Saved data entries
· · ·

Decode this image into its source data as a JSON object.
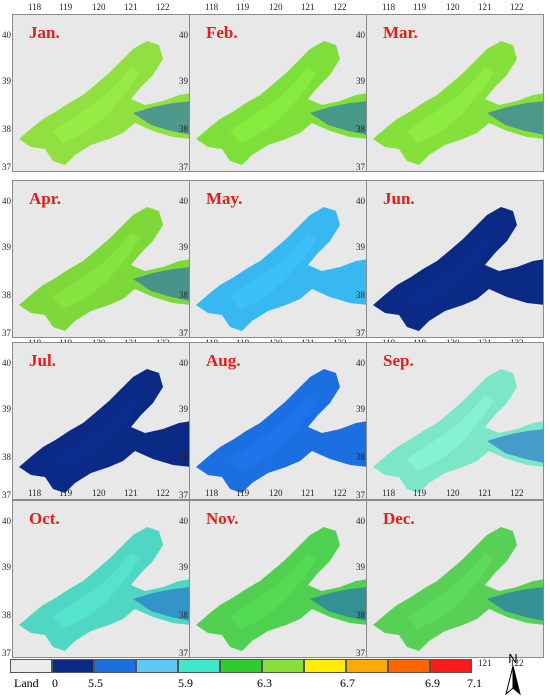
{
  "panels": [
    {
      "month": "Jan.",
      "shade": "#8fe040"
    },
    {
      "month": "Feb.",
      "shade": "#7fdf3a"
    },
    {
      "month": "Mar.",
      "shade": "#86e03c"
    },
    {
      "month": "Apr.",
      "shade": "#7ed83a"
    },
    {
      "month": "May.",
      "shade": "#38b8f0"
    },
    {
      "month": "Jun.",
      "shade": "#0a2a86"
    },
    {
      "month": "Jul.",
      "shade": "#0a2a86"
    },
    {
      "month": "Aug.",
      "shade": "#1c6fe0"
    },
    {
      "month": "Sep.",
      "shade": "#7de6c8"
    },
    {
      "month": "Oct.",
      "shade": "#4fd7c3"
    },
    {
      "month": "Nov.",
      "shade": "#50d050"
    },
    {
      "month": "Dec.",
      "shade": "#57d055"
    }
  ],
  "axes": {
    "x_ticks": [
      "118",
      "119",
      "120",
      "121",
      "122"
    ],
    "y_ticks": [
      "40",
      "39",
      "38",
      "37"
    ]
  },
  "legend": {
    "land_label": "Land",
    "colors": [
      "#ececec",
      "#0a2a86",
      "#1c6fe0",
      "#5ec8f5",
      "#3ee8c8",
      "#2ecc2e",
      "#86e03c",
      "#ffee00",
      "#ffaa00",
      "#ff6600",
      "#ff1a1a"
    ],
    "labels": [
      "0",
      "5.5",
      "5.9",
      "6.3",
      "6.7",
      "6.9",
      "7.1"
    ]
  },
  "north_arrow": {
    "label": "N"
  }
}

· · ·

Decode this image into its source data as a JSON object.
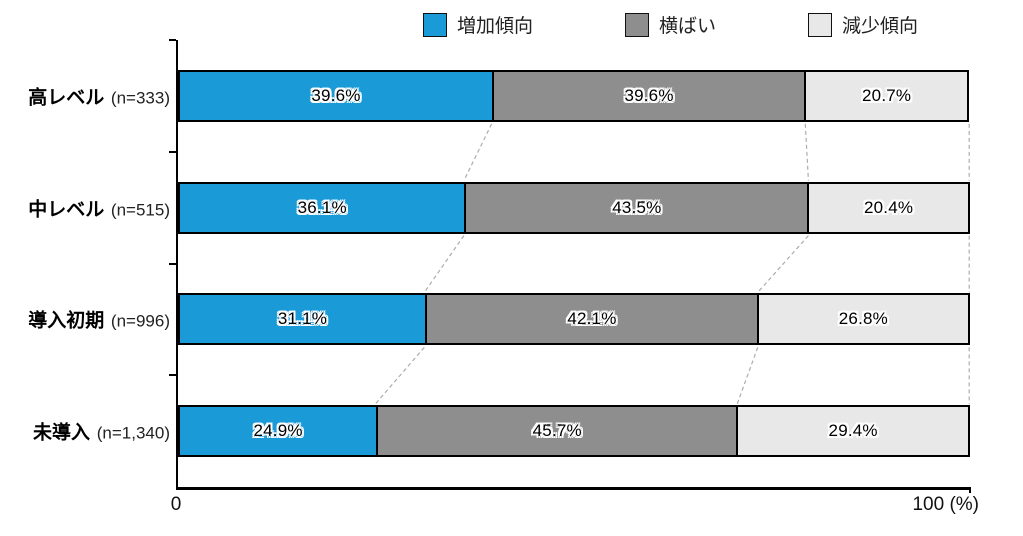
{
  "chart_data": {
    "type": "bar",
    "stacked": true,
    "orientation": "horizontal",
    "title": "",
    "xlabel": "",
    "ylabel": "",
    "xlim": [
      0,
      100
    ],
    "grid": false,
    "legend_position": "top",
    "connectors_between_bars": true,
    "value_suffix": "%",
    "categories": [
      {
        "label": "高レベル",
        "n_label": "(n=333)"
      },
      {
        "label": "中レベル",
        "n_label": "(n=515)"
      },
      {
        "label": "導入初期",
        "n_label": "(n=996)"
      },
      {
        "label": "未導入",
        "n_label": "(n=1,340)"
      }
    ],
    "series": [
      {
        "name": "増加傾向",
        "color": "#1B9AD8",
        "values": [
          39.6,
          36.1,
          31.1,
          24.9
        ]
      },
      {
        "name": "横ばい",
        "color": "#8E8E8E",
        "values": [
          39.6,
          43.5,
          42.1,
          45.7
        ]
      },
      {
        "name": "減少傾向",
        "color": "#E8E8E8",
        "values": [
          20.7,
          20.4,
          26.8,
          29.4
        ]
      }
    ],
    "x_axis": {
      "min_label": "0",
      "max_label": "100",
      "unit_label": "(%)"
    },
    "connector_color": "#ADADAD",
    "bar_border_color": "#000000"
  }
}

· · ·

Pick out each line containing "month" and report it.

      "month": "Jan.",
      "month": "Feb.",
      "month": "Mar.",
      "month": "Apr.",
      "month": "May.",
      "month": "Jun.",
      "month": "Jul.",
      "month": "Aug.",
      "month": "Sep.",
      "month": "Oct.",
      "month": "Nov.",
      "month": "Dec.",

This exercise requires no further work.